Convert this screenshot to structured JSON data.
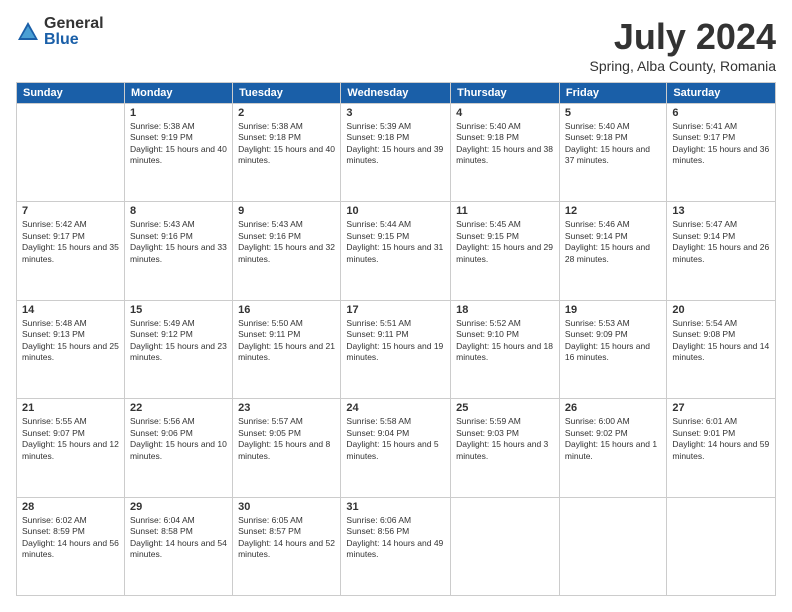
{
  "header": {
    "logo_general": "General",
    "logo_blue": "Blue",
    "month_title": "July 2024",
    "location": "Spring, Alba County, Romania"
  },
  "weekdays": [
    "Sunday",
    "Monday",
    "Tuesday",
    "Wednesday",
    "Thursday",
    "Friday",
    "Saturday"
  ],
  "weeks": [
    [
      {
        "day": "",
        "sunrise": "",
        "sunset": "",
        "daylight": ""
      },
      {
        "day": "1",
        "sunrise": "Sunrise: 5:38 AM",
        "sunset": "Sunset: 9:19 PM",
        "daylight": "Daylight: 15 hours and 40 minutes."
      },
      {
        "day": "2",
        "sunrise": "Sunrise: 5:38 AM",
        "sunset": "Sunset: 9:18 PM",
        "daylight": "Daylight: 15 hours and 40 minutes."
      },
      {
        "day": "3",
        "sunrise": "Sunrise: 5:39 AM",
        "sunset": "Sunset: 9:18 PM",
        "daylight": "Daylight: 15 hours and 39 minutes."
      },
      {
        "day": "4",
        "sunrise": "Sunrise: 5:40 AM",
        "sunset": "Sunset: 9:18 PM",
        "daylight": "Daylight: 15 hours and 38 minutes."
      },
      {
        "day": "5",
        "sunrise": "Sunrise: 5:40 AM",
        "sunset": "Sunset: 9:18 PM",
        "daylight": "Daylight: 15 hours and 37 minutes."
      },
      {
        "day": "6",
        "sunrise": "Sunrise: 5:41 AM",
        "sunset": "Sunset: 9:17 PM",
        "daylight": "Daylight: 15 hours and 36 minutes."
      }
    ],
    [
      {
        "day": "7",
        "sunrise": "Sunrise: 5:42 AM",
        "sunset": "Sunset: 9:17 PM",
        "daylight": "Daylight: 15 hours and 35 minutes."
      },
      {
        "day": "8",
        "sunrise": "Sunrise: 5:43 AM",
        "sunset": "Sunset: 9:16 PM",
        "daylight": "Daylight: 15 hours and 33 minutes."
      },
      {
        "day": "9",
        "sunrise": "Sunrise: 5:43 AM",
        "sunset": "Sunset: 9:16 PM",
        "daylight": "Daylight: 15 hours and 32 minutes."
      },
      {
        "day": "10",
        "sunrise": "Sunrise: 5:44 AM",
        "sunset": "Sunset: 9:15 PM",
        "daylight": "Daylight: 15 hours and 31 minutes."
      },
      {
        "day": "11",
        "sunrise": "Sunrise: 5:45 AM",
        "sunset": "Sunset: 9:15 PM",
        "daylight": "Daylight: 15 hours and 29 minutes."
      },
      {
        "day": "12",
        "sunrise": "Sunrise: 5:46 AM",
        "sunset": "Sunset: 9:14 PM",
        "daylight": "Daylight: 15 hours and 28 minutes."
      },
      {
        "day": "13",
        "sunrise": "Sunrise: 5:47 AM",
        "sunset": "Sunset: 9:14 PM",
        "daylight": "Daylight: 15 hours and 26 minutes."
      }
    ],
    [
      {
        "day": "14",
        "sunrise": "Sunrise: 5:48 AM",
        "sunset": "Sunset: 9:13 PM",
        "daylight": "Daylight: 15 hours and 25 minutes."
      },
      {
        "day": "15",
        "sunrise": "Sunrise: 5:49 AM",
        "sunset": "Sunset: 9:12 PM",
        "daylight": "Daylight: 15 hours and 23 minutes."
      },
      {
        "day": "16",
        "sunrise": "Sunrise: 5:50 AM",
        "sunset": "Sunset: 9:11 PM",
        "daylight": "Daylight: 15 hours and 21 minutes."
      },
      {
        "day": "17",
        "sunrise": "Sunrise: 5:51 AM",
        "sunset": "Sunset: 9:11 PM",
        "daylight": "Daylight: 15 hours and 19 minutes."
      },
      {
        "day": "18",
        "sunrise": "Sunrise: 5:52 AM",
        "sunset": "Sunset: 9:10 PM",
        "daylight": "Daylight: 15 hours and 18 minutes."
      },
      {
        "day": "19",
        "sunrise": "Sunrise: 5:53 AM",
        "sunset": "Sunset: 9:09 PM",
        "daylight": "Daylight: 15 hours and 16 minutes."
      },
      {
        "day": "20",
        "sunrise": "Sunrise: 5:54 AM",
        "sunset": "Sunset: 9:08 PM",
        "daylight": "Daylight: 15 hours and 14 minutes."
      }
    ],
    [
      {
        "day": "21",
        "sunrise": "Sunrise: 5:55 AM",
        "sunset": "Sunset: 9:07 PM",
        "daylight": "Daylight: 15 hours and 12 minutes."
      },
      {
        "day": "22",
        "sunrise": "Sunrise: 5:56 AM",
        "sunset": "Sunset: 9:06 PM",
        "daylight": "Daylight: 15 hours and 10 minutes."
      },
      {
        "day": "23",
        "sunrise": "Sunrise: 5:57 AM",
        "sunset": "Sunset: 9:05 PM",
        "daylight": "Daylight: 15 hours and 8 minutes."
      },
      {
        "day": "24",
        "sunrise": "Sunrise: 5:58 AM",
        "sunset": "Sunset: 9:04 PM",
        "daylight": "Daylight: 15 hours and 5 minutes."
      },
      {
        "day": "25",
        "sunrise": "Sunrise: 5:59 AM",
        "sunset": "Sunset: 9:03 PM",
        "daylight": "Daylight: 15 hours and 3 minutes."
      },
      {
        "day": "26",
        "sunrise": "Sunrise: 6:00 AM",
        "sunset": "Sunset: 9:02 PM",
        "daylight": "Daylight: 15 hours and 1 minute."
      },
      {
        "day": "27",
        "sunrise": "Sunrise: 6:01 AM",
        "sunset": "Sunset: 9:01 PM",
        "daylight": "Daylight: 14 hours and 59 minutes."
      }
    ],
    [
      {
        "day": "28",
        "sunrise": "Sunrise: 6:02 AM",
        "sunset": "Sunset: 8:59 PM",
        "daylight": "Daylight: 14 hours and 56 minutes."
      },
      {
        "day": "29",
        "sunrise": "Sunrise: 6:04 AM",
        "sunset": "Sunset: 8:58 PM",
        "daylight": "Daylight: 14 hours and 54 minutes."
      },
      {
        "day": "30",
        "sunrise": "Sunrise: 6:05 AM",
        "sunset": "Sunset: 8:57 PM",
        "daylight": "Daylight: 14 hours and 52 minutes."
      },
      {
        "day": "31",
        "sunrise": "Sunrise: 6:06 AM",
        "sunset": "Sunset: 8:56 PM",
        "daylight": "Daylight: 14 hours and 49 minutes."
      },
      {
        "day": "",
        "sunrise": "",
        "sunset": "",
        "daylight": ""
      },
      {
        "day": "",
        "sunrise": "",
        "sunset": "",
        "daylight": ""
      },
      {
        "day": "",
        "sunrise": "",
        "sunset": "",
        "daylight": ""
      }
    ]
  ]
}
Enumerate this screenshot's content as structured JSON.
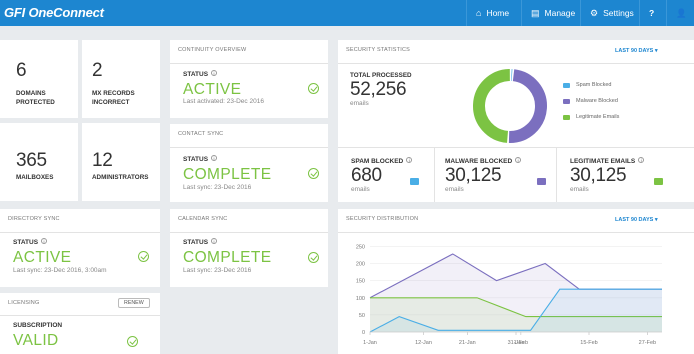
{
  "header": {
    "logo_brand": "GFI",
    "logo_product": "OneConnect",
    "nav": [
      {
        "label": "Home",
        "icon": "home-icon"
      },
      {
        "label": "Manage",
        "icon": "document-icon"
      },
      {
        "label": "Settings",
        "icon": "gear-icon"
      },
      {
        "label": "",
        "icon": "help-icon"
      },
      {
        "label": "",
        "icon": "user-icon"
      }
    ]
  },
  "tiles": {
    "domains": {
      "value": "6",
      "label": "DOMAINS PROTECTED"
    },
    "mx": {
      "value": "2",
      "label": "MX RECORDS INCORRECT"
    },
    "mailboxes": {
      "value": "365",
      "label": "MAILBOXES"
    },
    "admins": {
      "value": "12",
      "label": "ADMINISTRATORS"
    }
  },
  "continuity": {
    "title": "CONTINUITY OVERVIEW",
    "status_label": "STATUS",
    "status": "ACTIVE",
    "sub": "Last activated: 23-Dec 2016"
  },
  "contact_sync": {
    "title": "CONTACT SYNC",
    "status_label": "STATUS",
    "status": "COMPLETE",
    "sub": "Last sync: 23-Dec 2016"
  },
  "directory_sync": {
    "title": "DIRECTORY SYNC",
    "status_label": "STATUS",
    "status": "ACTIVE",
    "sub": "Last sync: 23-Dec 2016, 3:00am"
  },
  "calendar_sync": {
    "title": "CALENDAR SYNC",
    "status_label": "STATUS",
    "status": "COMPLETE",
    "sub": "Last sync: 23-Dec 2016"
  },
  "licensing": {
    "title": "LICENSING",
    "renew": "RENEW",
    "sub_label": "SUBSCRIPTION",
    "status": "VALID"
  },
  "security_stats": {
    "title": "SECURITY STATISTICS",
    "range": "LAST 90 DAYS",
    "total_label": "TOTAL PROCESSED",
    "total_value": "52,256",
    "total_unit": "emails",
    "legend": [
      {
        "label": "Spam Blocked",
        "color": "#4aaee6"
      },
      {
        "label": "Malware Blocked",
        "color": "#7b6fbf"
      },
      {
        "label": "Legitimate Emails",
        "color": "#7cc343"
      }
    ],
    "donut": [
      {
        "name": "Spam Blocked",
        "value": 680,
        "color": "#4aaee6"
      },
      {
        "name": "Malware Blocked",
        "value": 30125,
        "color": "#7b6fbf"
      },
      {
        "name": "Legitimate Emails",
        "value": 30125,
        "color": "#7cc343"
      }
    ],
    "cards": [
      {
        "label": "SPAM BLOCKED",
        "value": "680",
        "unit": "emails",
        "color": "#4aaee6"
      },
      {
        "label": "MALWARE BLOCKED",
        "value": "30,125",
        "unit": "emails",
        "color": "#7b6fbf"
      },
      {
        "label": "LEGITIMATE EMAILS",
        "value": "30,125",
        "unit": "emails",
        "color": "#7cc343"
      }
    ]
  },
  "security_distribution": {
    "title": "SECURITY DISTRIBUTION",
    "range": "LAST 90 DAYS"
  },
  "chart_data": {
    "type": "area",
    "x": [
      "1-Jan",
      "12-Jan",
      "21-Jan",
      "31-Jan",
      "1-Feb",
      "15-Feb",
      "27-Feb"
    ],
    "x_days": [
      0,
      11,
      20,
      30,
      31,
      45,
      57
    ],
    "yticks": [
      0,
      50,
      100,
      150,
      200,
      250
    ],
    "ylim": [
      0,
      260
    ],
    "xlim_days": [
      0,
      60
    ],
    "series": [
      {
        "color": "#7b6fbf",
        "points": [
          [
            0,
            100
          ],
          [
            17,
            228
          ],
          [
            26,
            150
          ],
          [
            36,
            200
          ],
          [
            43,
            125
          ],
          [
            60,
            125
          ]
        ]
      },
      {
        "color": "#7cc343",
        "points": [
          [
            0,
            100
          ],
          [
            22,
            100
          ],
          [
            32,
            45
          ],
          [
            60,
            45
          ]
        ]
      },
      {
        "color": "#4aaee6",
        "points": [
          [
            0,
            0
          ],
          [
            6,
            45
          ],
          [
            14,
            5
          ],
          [
            33,
            5
          ],
          [
            39,
            125
          ],
          [
            60,
            125
          ]
        ]
      }
    ]
  }
}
════════
What is expected: List the lines that contain the word "this".

Task answer:
Convert this screenshot to structured JSON data.
Enumerate this screenshot's content as structured JSON.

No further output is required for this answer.